• **Input for this task**:
◇ ◇ ◇ ◇
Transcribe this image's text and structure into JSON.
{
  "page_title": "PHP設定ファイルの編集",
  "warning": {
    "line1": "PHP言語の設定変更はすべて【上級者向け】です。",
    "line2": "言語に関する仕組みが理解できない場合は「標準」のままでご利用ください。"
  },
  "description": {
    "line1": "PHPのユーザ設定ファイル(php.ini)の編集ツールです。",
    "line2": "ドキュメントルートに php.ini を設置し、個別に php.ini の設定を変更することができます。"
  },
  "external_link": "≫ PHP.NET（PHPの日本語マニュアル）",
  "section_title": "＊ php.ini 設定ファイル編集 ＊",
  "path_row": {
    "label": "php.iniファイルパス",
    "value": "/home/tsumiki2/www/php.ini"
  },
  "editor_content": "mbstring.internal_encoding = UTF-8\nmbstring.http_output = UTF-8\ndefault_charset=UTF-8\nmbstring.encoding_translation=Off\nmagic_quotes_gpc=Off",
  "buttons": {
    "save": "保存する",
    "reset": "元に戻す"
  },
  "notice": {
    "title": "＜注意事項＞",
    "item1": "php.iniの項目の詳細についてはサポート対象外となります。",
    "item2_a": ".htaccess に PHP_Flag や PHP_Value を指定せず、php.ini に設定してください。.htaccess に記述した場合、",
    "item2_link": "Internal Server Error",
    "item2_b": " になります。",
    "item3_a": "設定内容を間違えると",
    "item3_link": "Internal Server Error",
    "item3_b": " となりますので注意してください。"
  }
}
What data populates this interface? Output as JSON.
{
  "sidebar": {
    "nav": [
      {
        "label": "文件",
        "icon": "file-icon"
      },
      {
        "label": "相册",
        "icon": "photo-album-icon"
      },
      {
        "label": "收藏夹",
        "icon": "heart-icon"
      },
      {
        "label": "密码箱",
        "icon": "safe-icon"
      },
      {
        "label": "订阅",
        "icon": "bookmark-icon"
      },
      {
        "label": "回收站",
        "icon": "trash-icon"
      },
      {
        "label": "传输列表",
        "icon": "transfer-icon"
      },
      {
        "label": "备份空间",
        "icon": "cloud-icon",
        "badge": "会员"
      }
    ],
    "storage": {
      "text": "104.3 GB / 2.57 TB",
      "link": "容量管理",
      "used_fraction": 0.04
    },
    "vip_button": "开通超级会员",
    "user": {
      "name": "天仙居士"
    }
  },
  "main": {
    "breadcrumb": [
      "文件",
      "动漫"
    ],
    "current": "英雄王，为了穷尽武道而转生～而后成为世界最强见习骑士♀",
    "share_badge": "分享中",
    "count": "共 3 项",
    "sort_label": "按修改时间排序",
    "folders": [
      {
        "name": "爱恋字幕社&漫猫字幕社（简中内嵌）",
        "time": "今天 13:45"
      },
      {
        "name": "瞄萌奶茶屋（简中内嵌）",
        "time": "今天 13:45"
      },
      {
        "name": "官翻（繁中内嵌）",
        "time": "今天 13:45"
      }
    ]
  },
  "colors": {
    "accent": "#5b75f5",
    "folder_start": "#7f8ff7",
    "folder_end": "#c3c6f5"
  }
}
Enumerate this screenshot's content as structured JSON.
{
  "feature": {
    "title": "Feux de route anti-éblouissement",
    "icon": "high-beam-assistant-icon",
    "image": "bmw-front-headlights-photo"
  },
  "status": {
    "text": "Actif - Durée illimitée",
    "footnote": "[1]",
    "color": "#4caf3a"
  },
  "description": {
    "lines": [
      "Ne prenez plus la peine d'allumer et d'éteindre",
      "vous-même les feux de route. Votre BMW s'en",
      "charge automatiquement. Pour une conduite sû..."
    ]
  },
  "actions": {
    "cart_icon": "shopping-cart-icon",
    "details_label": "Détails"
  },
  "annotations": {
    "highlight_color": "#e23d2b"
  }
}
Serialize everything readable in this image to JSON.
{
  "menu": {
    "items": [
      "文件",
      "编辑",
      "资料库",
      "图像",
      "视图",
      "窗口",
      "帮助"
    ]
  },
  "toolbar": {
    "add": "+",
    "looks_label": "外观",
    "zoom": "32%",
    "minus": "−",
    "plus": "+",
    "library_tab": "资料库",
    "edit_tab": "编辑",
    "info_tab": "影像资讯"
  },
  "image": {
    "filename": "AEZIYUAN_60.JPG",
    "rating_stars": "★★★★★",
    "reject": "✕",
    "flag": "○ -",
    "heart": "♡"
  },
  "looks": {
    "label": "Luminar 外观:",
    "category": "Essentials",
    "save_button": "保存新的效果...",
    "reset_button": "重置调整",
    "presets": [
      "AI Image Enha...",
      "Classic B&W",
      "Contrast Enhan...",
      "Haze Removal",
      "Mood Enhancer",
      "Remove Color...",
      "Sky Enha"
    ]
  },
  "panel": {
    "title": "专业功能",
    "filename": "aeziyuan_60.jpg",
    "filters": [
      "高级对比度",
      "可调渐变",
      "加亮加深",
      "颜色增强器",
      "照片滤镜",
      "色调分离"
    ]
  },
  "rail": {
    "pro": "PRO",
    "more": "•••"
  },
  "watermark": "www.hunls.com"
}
◇ ◇ ◇ ◇
• **Do this**: Copy out all of the lines above exactly.

• **Output**:
Transcribe this image's text and structure into JSON.
{
  "page_title": "PHP設定ファイルの編集",
  "warning": {
    "line1": "PHP言語の設定変更はすべて【上級者向け】です。",
    "line2": "言語に関する仕組みが理解できない場合は「標準」のままでご利用ください。"
  },
  "description": {
    "line1": "PHPのユーザ設定ファイル(php.ini)の編集ツールです。",
    "line2": "ドキュメントルートに php.ini を設置し、個別に php.ini の設定を変更することができます。"
  },
  "external_link": "≫ PHP.NET（PHPの日本語マニュアル）",
  "section_title": "＊ php.ini 設定ファイル編集 ＊",
  "path_row": {
    "label": "php.iniファイルパス",
    "value": "/home/tsumiki2/www/php.ini"
  },
  "editor_content": "mbstring.internal_encoding = UTF-8\nmbstring.http_output = UTF-8\ndefault_charset=UTF-8\nmbstring.encoding_translation=Off\nmagic_quotes_gpc=Off",
  "buttons": {
    "save": "保存する",
    "reset": "元に戻す"
  },
  "notice": {
    "title": "＜注意事項＞",
    "item1": "php.iniの項目の詳細についてはサポート対象外となります。",
    "item2_a": ".htaccess に PHP_Flag や PHP_Value を指定せず、php.ini に設定してください。.htaccess に記述した場合、",
    "item2_link": "Internal Server Error",
    "item2_b": " になります。",
    "item3_a": "設定内容を間違えると",
    "item3_link": "Internal Server Error",
    "item3_b": " となりますので注意してください。"
  }
}
What data populates this interface? Output as JSON.
{
  "sidebar": {
    "nav": [
      {
        "label": "文件",
        "icon": "file-icon"
      },
      {
        "label": "相册",
        "icon": "photo-album-icon"
      },
      {
        "label": "收藏夹",
        "icon": "heart-icon"
      },
      {
        "label": "密码箱",
        "icon": "safe-icon"
      },
      {
        "label": "订阅",
        "icon": "bookmark-icon"
      },
      {
        "label": "回收站",
        "icon": "trash-icon"
      },
      {
        "label": "传输列表",
        "icon": "transfer-icon"
      },
      {
        "label": "备份空间",
        "icon": "cloud-icon",
        "badge": "会员"
      }
    ],
    "storage": {
      "text": "104.3 GB / 2.57 TB",
      "link": "容量管理",
      "used_fraction": 0.04
    },
    "vip_button": "开通超级会员",
    "user": {
      "name": "天仙居士"
    }
  },
  "main": {
    "breadcrumb": [
      "文件",
      "动漫"
    ],
    "current": "英雄王，为了穷尽武道而转生～而后成为世界最强见习骑士♀",
    "share_badge": "分享中",
    "count": "共 3 项",
    "sort_label": "按修改时间排序",
    "folders": [
      {
        "name": "爱恋字幕社&漫猫字幕社（简中内嵌）",
        "time": "今天 13:45"
      },
      {
        "name": "瞄萌奶茶屋（简中内嵌）",
        "time": "今天 13:45"
      },
      {
        "name": "官翻（繁中内嵌）",
        "time": "今天 13:45"
      }
    ]
  },
  "colors": {
    "accent": "#5b75f5",
    "folder_start": "#7f8ff7",
    "folder_end": "#c3c6f5"
  }
}
Enumerate this screenshot's content as structured JSON.
{
  "feature": {
    "title": "Feux de route anti-éblouissement",
    "icon": "high-beam-assistant-icon",
    "image": "bmw-front-headlights-photo"
  },
  "status": {
    "text": "Actif - Durée illimitée",
    "footnote": "[1]",
    "color": "#4caf3a"
  },
  "description": {
    "lines": [
      "Ne prenez plus la peine d'allumer et d'éteindre",
      "vous-même les feux de route. Votre BMW s'en",
      "charge automatiquement. Pour une conduite sû..."
    ]
  },
  "actions": {
    "cart_icon": "shopping-cart-icon",
    "details_label": "Détails"
  },
  "annotations": {
    "highlight_color": "#e23d2b"
  }
}
Serialize everything readable in this image to JSON.
{
  "menu": {
    "items": [
      "文件",
      "编辑",
      "资料库",
      "图像",
      "视图",
      "窗口",
      "帮助"
    ]
  },
  "toolbar": {
    "add": "+",
    "looks_label": "外观",
    "zoom": "32%",
    "minus": "−",
    "plus": "+",
    "library_tab": "资料库",
    "edit_tab": "编辑",
    "info_tab": "影像资讯"
  },
  "image": {
    "filename": "AEZIYUAN_60.JPG",
    "rating_stars": "★★★★★",
    "reject": "✕",
    "flag": "○ -",
    "heart": "♡"
  },
  "looks": {
    "label": "Luminar 外观:",
    "category": "Essentials",
    "save_button": "保存新的效果...",
    "reset_button": "重置调整",
    "presets": [
      "AI Image Enha...",
      "Classic B&W",
      "Contrast Enhan...",
      "Haze Removal",
      "Mood Enhancer",
      "Remove Color...",
      "Sky Enha"
    ]
  },
  "panel": {
    "title": "专业功能",
    "filename": "aeziyuan_60.jpg",
    "filters": [
      "高级对比度",
      "可调渐变",
      "加亮加深",
      "颜色增强器",
      "照片滤镜",
      "色调分离"
    ]
  },
  "rail": {
    "pro": "PRO",
    "more": "•••"
  },
  "watermark": "www.hunls.com"
}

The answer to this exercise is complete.